## The task
Report how many lines below contain the word "nhiên", and give only that number.

>> Start Records shown

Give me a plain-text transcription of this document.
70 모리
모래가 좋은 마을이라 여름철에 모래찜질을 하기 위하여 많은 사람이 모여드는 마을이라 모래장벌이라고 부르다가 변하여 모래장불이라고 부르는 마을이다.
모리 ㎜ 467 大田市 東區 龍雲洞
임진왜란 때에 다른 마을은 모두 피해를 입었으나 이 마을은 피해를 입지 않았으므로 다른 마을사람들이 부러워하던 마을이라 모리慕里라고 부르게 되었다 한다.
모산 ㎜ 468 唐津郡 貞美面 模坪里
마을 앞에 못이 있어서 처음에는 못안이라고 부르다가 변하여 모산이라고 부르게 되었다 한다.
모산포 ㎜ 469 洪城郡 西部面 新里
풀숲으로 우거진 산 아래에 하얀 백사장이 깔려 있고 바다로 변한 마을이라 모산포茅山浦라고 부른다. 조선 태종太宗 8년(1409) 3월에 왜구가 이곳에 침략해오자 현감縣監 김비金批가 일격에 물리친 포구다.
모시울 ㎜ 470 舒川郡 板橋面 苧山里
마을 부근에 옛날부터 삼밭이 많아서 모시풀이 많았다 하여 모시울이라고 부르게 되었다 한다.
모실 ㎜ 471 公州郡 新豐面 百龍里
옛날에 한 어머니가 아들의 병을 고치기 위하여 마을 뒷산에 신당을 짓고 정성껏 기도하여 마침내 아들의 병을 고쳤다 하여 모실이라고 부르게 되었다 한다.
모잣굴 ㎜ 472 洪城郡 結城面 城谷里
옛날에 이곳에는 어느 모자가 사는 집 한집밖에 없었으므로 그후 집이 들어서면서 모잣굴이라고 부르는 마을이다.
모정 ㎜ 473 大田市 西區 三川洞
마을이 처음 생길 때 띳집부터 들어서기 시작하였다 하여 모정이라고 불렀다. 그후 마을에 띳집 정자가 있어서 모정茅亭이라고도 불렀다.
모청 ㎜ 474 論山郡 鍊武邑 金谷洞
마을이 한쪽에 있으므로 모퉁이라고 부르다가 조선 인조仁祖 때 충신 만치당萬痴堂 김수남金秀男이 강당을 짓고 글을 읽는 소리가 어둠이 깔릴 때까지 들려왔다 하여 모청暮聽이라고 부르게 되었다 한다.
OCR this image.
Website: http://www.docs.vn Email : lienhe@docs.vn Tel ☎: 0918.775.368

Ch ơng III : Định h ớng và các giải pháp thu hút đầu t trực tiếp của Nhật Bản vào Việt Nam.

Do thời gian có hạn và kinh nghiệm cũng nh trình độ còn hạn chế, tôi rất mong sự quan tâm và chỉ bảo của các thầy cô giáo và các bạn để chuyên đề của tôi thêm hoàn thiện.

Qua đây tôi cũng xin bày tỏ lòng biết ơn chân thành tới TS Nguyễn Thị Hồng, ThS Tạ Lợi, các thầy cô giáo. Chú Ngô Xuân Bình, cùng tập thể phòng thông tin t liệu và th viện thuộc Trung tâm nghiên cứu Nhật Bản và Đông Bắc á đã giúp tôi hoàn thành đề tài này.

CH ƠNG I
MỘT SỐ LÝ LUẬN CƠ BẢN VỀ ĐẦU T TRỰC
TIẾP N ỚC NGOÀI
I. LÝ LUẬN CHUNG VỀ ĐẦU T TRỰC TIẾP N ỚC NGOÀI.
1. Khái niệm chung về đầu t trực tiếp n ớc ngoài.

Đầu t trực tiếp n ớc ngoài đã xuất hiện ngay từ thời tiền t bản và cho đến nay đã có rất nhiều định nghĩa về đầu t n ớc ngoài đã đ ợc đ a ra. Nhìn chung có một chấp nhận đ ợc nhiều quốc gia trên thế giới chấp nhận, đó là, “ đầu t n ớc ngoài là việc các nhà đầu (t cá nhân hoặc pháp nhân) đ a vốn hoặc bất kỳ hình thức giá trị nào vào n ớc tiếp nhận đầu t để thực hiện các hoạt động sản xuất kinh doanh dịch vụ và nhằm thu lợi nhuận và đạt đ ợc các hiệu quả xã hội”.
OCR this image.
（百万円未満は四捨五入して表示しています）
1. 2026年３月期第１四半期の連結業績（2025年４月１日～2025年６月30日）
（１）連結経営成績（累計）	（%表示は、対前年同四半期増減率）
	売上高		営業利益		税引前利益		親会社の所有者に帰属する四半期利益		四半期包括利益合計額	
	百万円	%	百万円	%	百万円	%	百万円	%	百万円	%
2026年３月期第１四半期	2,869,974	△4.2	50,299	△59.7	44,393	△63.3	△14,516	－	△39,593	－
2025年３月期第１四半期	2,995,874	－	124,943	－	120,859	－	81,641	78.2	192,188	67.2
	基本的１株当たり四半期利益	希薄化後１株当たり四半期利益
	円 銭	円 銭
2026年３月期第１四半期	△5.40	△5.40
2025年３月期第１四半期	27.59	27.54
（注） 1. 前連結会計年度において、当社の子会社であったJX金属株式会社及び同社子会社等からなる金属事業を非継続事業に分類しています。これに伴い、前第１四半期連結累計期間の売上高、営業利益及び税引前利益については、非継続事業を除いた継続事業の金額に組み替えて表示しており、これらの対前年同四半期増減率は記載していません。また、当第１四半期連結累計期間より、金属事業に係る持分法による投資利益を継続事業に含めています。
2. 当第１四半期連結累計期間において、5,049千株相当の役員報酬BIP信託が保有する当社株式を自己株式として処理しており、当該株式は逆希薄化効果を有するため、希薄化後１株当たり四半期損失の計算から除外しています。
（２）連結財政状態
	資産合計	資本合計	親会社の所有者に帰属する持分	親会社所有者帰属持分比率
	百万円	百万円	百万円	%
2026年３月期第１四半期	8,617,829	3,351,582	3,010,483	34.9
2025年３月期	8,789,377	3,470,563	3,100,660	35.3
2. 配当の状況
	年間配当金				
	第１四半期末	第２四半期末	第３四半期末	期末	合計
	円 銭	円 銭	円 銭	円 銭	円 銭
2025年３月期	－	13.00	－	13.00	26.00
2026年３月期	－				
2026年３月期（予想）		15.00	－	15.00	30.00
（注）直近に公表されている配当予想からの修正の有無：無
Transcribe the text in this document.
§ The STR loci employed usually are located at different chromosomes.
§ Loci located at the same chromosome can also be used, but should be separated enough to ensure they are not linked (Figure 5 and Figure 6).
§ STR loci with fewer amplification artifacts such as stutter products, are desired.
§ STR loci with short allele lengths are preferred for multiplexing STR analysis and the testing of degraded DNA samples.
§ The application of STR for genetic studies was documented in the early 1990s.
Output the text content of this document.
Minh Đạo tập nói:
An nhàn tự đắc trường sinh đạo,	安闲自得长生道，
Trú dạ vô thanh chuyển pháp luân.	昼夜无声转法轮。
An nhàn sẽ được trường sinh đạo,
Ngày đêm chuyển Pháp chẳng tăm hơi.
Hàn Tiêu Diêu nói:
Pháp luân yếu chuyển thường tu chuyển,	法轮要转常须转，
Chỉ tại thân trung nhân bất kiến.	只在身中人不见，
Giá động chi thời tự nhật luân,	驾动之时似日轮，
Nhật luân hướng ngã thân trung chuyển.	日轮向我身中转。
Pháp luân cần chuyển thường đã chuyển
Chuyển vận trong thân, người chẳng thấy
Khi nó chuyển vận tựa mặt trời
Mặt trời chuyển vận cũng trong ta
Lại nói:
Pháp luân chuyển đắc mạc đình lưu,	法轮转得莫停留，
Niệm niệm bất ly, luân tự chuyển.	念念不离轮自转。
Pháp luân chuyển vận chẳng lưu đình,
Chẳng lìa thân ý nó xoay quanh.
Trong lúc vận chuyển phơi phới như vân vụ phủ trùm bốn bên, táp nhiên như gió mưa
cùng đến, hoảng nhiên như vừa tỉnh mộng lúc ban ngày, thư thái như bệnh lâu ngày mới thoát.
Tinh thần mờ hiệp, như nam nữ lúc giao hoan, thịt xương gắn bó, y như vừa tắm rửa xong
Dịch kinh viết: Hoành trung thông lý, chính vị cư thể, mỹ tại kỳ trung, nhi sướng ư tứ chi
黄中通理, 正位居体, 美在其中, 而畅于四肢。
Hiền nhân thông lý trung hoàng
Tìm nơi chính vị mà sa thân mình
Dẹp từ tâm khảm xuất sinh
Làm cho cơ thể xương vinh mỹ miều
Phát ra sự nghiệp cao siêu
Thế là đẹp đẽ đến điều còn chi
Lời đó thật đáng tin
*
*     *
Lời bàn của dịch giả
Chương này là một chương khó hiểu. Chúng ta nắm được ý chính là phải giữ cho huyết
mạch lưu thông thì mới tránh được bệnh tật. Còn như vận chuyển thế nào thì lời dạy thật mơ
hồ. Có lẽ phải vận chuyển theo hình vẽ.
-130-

>> End Records shown

## Written answer
2